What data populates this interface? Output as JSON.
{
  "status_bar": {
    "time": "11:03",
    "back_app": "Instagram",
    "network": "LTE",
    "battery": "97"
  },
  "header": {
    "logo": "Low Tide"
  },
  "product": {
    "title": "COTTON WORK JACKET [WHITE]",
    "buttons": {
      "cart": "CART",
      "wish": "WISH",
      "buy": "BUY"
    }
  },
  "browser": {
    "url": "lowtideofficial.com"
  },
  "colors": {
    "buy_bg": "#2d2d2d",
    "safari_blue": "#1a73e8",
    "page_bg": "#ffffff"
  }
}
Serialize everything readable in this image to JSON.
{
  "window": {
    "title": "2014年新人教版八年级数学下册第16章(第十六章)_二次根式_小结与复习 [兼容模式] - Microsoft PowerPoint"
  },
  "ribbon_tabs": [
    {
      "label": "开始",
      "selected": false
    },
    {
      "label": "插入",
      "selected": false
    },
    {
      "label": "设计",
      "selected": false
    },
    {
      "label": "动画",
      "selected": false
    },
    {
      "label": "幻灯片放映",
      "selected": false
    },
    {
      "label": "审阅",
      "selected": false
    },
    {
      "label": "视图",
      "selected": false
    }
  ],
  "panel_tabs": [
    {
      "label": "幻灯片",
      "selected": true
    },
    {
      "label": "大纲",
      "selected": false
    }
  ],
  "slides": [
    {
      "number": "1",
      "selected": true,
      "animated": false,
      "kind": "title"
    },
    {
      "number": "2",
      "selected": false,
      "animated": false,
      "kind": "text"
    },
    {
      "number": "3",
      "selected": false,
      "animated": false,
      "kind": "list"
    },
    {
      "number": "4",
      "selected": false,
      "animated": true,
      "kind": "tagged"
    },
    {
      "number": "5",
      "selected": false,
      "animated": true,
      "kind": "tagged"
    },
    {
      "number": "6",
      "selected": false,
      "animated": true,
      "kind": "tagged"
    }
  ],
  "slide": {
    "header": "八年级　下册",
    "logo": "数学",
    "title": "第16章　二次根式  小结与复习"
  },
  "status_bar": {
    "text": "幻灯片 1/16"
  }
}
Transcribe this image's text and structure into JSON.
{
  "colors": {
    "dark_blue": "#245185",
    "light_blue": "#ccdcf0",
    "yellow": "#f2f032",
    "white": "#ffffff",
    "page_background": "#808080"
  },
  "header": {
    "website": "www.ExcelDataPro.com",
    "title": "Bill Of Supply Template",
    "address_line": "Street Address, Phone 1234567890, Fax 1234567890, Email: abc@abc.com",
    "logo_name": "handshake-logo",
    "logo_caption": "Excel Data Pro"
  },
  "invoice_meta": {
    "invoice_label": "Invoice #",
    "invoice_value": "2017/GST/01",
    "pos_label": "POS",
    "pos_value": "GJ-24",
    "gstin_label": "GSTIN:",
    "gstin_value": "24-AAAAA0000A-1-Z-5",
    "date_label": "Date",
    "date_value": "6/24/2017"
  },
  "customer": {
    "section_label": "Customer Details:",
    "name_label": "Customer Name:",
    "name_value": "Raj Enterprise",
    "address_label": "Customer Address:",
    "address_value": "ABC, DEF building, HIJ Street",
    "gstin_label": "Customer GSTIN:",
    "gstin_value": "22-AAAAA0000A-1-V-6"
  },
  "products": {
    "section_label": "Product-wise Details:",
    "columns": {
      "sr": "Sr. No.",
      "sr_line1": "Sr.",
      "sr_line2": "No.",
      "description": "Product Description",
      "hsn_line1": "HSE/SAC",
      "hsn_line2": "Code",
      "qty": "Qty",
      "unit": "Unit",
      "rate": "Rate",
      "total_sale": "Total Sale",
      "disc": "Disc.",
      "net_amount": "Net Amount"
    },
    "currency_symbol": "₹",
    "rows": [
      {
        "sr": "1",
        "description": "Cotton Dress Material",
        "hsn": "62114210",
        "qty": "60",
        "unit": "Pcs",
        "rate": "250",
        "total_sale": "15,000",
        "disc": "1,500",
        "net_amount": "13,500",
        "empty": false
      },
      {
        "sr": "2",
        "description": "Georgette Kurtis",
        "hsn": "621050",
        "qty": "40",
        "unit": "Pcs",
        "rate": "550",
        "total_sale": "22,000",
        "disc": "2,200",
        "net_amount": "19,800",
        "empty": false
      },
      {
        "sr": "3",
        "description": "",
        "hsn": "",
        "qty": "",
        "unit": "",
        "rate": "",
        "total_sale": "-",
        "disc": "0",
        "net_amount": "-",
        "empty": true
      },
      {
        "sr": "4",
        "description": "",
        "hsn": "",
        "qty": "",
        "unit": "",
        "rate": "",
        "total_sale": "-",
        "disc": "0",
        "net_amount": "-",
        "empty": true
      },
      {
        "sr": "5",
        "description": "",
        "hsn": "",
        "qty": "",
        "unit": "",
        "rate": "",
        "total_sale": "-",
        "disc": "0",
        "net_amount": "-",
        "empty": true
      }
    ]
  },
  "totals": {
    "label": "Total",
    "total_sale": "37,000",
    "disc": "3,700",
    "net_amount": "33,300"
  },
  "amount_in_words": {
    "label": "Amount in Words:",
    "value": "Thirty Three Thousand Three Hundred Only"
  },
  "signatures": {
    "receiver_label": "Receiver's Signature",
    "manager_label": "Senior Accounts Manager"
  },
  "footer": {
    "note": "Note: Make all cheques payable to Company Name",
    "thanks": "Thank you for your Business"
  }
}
+ + +
=== TO BE DONE ===
Output every entry shown above, exactly.

=== TASK RESULT ===
What data populates this interface? Output as JSON.
{
  "status_bar": {
    "time": "11:03",
    "back_app": "Instagram",
    "network": "LTE",
    "battery": "97"
  },
  "header": {
    "logo": "Low Tide"
  },
  "product": {
    "title": "COTTON WORK JACKET [WHITE]",
    "buttons": {
      "cart": "CART",
      "wish": "WISH",
      "buy": "BUY"
    }
  },
  "browser": {
    "url": "lowtideofficial.com"
  },
  "colors": {
    "buy_bg": "#2d2d2d",
    "safari_blue": "#1a73e8",
    "page_bg": "#ffffff"
  }
}
Serialize everything readable in this image to JSON.
{
  "window": {
    "title": "2014年新人教版八年级数学下册第16章(第十六章)_二次根式_小结与复习 [兼容模式] - Microsoft PowerPoint"
  },
  "ribbon_tabs": [
    {
      "label": "开始",
      "selected": false
    },
    {
      "label": "插入",
      "selected": false
    },
    {
      "label": "设计",
      "selected": false
    },
    {
      "label": "动画",
      "selected": false
    },
    {
      "label": "幻灯片放映",
      "selected": false
    },
    {
      "label": "审阅",
      "selected": false
    },
    {
      "label": "视图",
      "selected": false
    }
  ],
  "panel_tabs": [
    {
      "label": "幻灯片",
      "selected": true
    },
    {
      "label": "大纲",
      "selected": false
    }
  ],
  "slides": [
    {
      "number": "1",
      "selected": true,
      "animated": false,
      "kind": "title"
    },
    {
      "number": "2",
      "selected": false,
      "animated": false,
      "kind": "text"
    },
    {
      "number": "3",
      "selected": false,
      "animated": false,
      "kind": "list"
    },
    {
      "number": "4",
      "selected": false,
      "animated": true,
      "kind": "tagged"
    },
    {
      "number": "5",
      "selected": false,
      "animated": true,
      "kind": "tagged"
    },
    {
      "number": "6",
      "selected": false,
      "animated": true,
      "kind": "tagged"
    }
  ],
  "slide": {
    "header": "八年级　下册",
    "logo": "数学",
    "title": "第16章　二次根式  小结与复习"
  },
  "status_bar": {
    "text": "幻灯片 1/16"
  }
}
Transcribe this image's text and structure into JSON.
{
  "colors": {
    "dark_blue": "#245185",
    "light_blue": "#ccdcf0",
    "yellow": "#f2f032",
    "white": "#ffffff",
    "page_background": "#808080"
  },
  "header": {
    "website": "www.ExcelDataPro.com",
    "title": "Bill Of Supply Template",
    "address_line": "Street Address, Phone 1234567890, Fax 1234567890, Email: abc@abc.com",
    "logo_name": "handshake-logo",
    "logo_caption": "Excel Data Pro"
  },
  "invoice_meta": {
    "invoice_label": "Invoice #",
    "invoice_value": "2017/GST/01",
    "pos_label": "POS",
    "pos_value": "GJ-24",
    "gstin_label": "GSTIN:",
    "gstin_value": "24-AAAAA0000A-1-Z-5",
    "date_label": "Date",
    "date_value": "6/24/2017"
  },
  "customer": {
    "section_label": "Customer Details:",
    "name_label": "Customer Name:",
    "name_value": "Raj Enterprise",
    "address_label": "Customer Address:",
    "address_value": "ABC, DEF building, HIJ Street",
    "gstin_label": "Customer GSTIN:",
    "gstin_value": "22-AAAAA0000A-1-V-6"
  },
  "products": {
    "section_label": "Product-wise Details:",
    "columns": {
      "sr": "Sr. No.",
      "sr_line1": "Sr.",
      "sr_line2": "No.",
      "description": "Product Description",
      "hsn_line1": "HSE/SAC",
      "hsn_line2": "Code",
      "qty": "Qty",
      "unit": "Unit",
      "rate": "Rate",
      "total_sale": "Total Sale",
      "disc": "Disc.",
      "net_amount": "Net Amount"
    },
    "currency_symbol": "₹",
    "rows": [
      {
        "sr": "1",
        "description": "Cotton Dress Material",
        "hsn": "62114210",
        "qty": "60",
        "unit": "Pcs",
        "rate": "250",
        "total_sale": "15,000",
        "disc": "1,500",
        "net_amount": "13,500",
        "empty": false
      },
      {
        "sr": "2",
        "description": "Georgette Kurtis",
        "hsn": "621050",
        "qty": "40",
        "unit": "Pcs",
        "rate": "550",
        "total_sale": "22,000",
        "disc": "2,200",
        "net_amount": "19,800",
        "empty": false
      },
      {
        "sr": "3",
        "description": "",
        "hsn": "",
        "qty": "",
        "unit": "",
        "rate": "",
        "total_sale": "-",
        "disc": "0",
        "net_amount": "-",
        "empty": true
      },
      {
        "sr": "4",
        "description": "",
        "hsn": "",
        "qty": "",
        "unit": "",
        "rate": "",
        "total_sale": "-",
        "disc": "0",
        "net_amount": "-",
        "empty": true
      },
      {
        "sr": "5",
        "description": "",
        "hsn": "",
        "qty": "",
        "unit": "",
        "rate": "",
        "total_sale": "-",
        "disc": "0",
        "net_amount": "-",
        "empty": true
      }
    ]
  },
  "totals": {
    "label": "Total",
    "total_sale": "37,000",
    "disc": "3,700",
    "net_amount": "33,300"
  },
  "amount_in_words": {
    "label": "Amount in Words:",
    "value": "Thirty Three Thousand Three Hundred Only"
  },
  "signatures": {
    "receiver_label": "Receiver's Signature",
    "manager_label": "Senior Accounts Manager"
  },
  "footer": {
    "note": "Note: Make all cheques payable to Company Name",
    "thanks": "Thank you for your Business"
  }
}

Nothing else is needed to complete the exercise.